== WORK TO COMPLETE ==
A - Answer these questions about the decision excerpt:
(i) What loan balance did the letter of November 8, 2011 report for the applicant as of October 27, 2011?
(ii) By what date did IPG recommend that the loan be paid off in full?
(iii) What did the applicant conclude about the April 2010 loan refusal after receiving that letter?
B - Please reproduce the stretch of the decision excerpt from "20After receiving the" through "without their interference.".

== SELECTION ==
_____

18After discussing the general criteria IPG considers, the letter of November 8, 2011, then lists specific information it obtained from the applicant about those criteria. For example, the letter says the applicant had a loan balance of $264,072.67 as of October 27, 2011 and a net worth of $445,000 which meant that his loan to net worth ratio was more than 59%. (It turned out this was actually not true. The applicant had borrowed an additional $100,000 on a line of credit secured against his home which had not been disclosed to IPG, so his true loan to net worth ratio at the time was in excess of 80%.) The last items on the list of information are the dates of birth of the applicant and his spouse, both of whom were born in 1928.
19The letter goes on to say that in light of the criteria for leveraging used by IPG, the applicant’s leveraging strategy did not appear to be in the applicant’s best interests or in the best interest of the eventual beneficiaries of his estate. It also states that IPG was not comfortable approving any transactions initiated because of market conditions due to additional risks. It then says: “we are strongly recommending that your leverage strategy be collapsed and the loan paid off in full by February 1, 2012”. The letter concluded by asking the applicant to agree in writing to collapse and pay out the loan as recommended. The applicant did not sign the letter, or collapse and repay the loan and continues to be a client of IPG. According to the Application, after this letter was sent the applicant’s funds were “frozen” and he was unable to transfer his investments into money market funds to protect his portfolio.
20After receiving the letter of November 8, 2011, the applicant came to the conclusion that the loan refusal in April of 2010 was also related to his age.
ANALYSIS
21None of the respondents deny that age was a factor in the recommendations made by IPG. Rather they take the position that it was wholly appropriate to consider age as a factor along with the other listed criteria when assessing the applicant’s financial situation and making recommendations about leveraging and mutual fund purchases, and doing so does not constitute discrimination under the Code. The applicant takes the position that it is a breach of the Code for age to be a factor that is considered when mutual fund dealers like IPG make recommendations about investing, and that he should be able to pursue a high risk leveraged investment strategy without their interference.
Every person has a right to equal treatment with respect to services, goods and facilities, without discrimination because of race, ancestry, place of origin, colour, ethnic origin, citizenship, creed, sex, sexual orientation, gender identity, gender expression, age, marital status, family status or disability.

_____

== DATA ROWS ==
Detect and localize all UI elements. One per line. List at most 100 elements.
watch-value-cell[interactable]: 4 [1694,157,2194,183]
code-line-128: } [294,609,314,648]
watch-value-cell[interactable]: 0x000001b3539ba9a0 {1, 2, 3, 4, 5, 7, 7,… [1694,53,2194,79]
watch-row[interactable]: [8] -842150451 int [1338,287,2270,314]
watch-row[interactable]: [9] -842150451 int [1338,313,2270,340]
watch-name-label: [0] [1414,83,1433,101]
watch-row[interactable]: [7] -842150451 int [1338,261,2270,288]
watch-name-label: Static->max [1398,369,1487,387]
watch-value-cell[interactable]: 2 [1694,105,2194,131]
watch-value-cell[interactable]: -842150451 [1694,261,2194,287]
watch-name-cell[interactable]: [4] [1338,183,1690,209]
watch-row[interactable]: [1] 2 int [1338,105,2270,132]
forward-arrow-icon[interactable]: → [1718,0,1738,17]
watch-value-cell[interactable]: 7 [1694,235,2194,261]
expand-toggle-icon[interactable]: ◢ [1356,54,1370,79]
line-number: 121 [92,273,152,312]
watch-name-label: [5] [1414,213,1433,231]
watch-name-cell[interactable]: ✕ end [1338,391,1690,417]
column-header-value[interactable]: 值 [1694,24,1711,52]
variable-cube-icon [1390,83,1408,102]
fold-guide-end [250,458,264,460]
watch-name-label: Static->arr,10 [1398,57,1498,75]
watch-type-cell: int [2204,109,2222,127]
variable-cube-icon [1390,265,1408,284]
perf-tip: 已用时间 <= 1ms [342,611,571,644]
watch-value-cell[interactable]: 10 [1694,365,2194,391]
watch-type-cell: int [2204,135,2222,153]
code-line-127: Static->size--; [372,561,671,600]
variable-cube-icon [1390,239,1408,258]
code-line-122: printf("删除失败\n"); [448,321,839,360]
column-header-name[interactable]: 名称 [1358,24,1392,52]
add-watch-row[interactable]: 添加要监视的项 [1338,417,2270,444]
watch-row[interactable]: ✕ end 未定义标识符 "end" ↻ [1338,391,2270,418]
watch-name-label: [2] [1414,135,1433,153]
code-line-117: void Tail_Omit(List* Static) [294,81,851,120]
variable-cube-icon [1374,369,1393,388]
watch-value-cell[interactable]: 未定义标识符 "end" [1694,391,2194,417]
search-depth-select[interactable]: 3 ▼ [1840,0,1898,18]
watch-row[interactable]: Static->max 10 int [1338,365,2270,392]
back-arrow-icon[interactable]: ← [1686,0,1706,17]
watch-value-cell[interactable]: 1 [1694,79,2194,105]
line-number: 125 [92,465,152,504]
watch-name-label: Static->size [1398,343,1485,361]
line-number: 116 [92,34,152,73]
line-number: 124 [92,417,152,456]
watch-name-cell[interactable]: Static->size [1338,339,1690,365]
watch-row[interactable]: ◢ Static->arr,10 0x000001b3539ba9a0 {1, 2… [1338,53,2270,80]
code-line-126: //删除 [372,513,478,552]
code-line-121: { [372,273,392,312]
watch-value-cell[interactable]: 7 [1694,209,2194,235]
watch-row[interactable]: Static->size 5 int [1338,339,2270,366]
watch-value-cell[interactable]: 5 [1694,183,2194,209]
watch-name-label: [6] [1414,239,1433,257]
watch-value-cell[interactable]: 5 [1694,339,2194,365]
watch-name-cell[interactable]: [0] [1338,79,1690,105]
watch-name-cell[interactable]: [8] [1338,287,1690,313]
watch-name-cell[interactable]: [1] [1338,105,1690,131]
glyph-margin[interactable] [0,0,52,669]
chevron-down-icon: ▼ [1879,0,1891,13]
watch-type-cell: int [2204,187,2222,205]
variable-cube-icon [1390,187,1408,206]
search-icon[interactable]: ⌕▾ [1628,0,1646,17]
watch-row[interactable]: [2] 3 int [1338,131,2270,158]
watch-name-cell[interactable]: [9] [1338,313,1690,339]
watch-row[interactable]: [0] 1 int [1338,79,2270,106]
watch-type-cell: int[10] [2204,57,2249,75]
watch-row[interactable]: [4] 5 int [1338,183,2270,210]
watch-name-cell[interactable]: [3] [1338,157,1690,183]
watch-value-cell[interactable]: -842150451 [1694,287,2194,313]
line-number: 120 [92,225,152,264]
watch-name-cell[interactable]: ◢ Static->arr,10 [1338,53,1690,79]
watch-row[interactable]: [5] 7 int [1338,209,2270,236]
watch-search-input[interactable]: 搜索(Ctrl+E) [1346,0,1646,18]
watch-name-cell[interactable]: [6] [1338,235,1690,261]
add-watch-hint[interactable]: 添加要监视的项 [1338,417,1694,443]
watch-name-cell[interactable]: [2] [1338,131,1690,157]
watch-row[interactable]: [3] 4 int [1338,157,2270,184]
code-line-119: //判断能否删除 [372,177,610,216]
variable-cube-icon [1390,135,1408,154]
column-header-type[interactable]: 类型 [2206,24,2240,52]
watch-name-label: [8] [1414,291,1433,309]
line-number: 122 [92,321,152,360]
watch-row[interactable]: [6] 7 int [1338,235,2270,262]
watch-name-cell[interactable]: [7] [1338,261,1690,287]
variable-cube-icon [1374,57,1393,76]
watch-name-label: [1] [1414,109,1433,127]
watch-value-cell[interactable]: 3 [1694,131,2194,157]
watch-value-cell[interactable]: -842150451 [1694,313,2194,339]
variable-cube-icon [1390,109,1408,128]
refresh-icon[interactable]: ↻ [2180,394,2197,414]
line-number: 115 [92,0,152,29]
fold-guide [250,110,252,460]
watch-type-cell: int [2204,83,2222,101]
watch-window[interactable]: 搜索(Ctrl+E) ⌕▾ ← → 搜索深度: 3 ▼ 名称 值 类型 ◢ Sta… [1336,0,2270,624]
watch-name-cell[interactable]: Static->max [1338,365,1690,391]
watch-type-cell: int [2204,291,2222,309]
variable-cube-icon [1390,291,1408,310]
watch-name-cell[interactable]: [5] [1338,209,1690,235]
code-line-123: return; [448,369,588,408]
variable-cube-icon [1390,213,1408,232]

_____

== RESPONSES ==
A -
(i) $264,072.67
(ii) February 1, 2012
(iii) That the refusal was also related to his age.

B -
20After receiving the letter of November 8, 2011, the applicant came to the conclusion that the loan refusal in April of 2010 was also related to his age.
ANALYSIS
21None of the respondents deny that age was a factor in the recommendations made by IPG. Rather they take the position that it was wholly appropriate to consider age as a factor along with the other listed criteria when assessing the applicant’s financial situation and making recommendations about leveraging and mutual fund purchases, and doing so does not constitute discrimination under the Code. The applicant takes the position that it is a breach of the Code for age to be a factor that is considered when mutual fund dealers like IPG make recommendations about investing, and that he should be able to pursue a high risk leveraged investment strategy without their interference.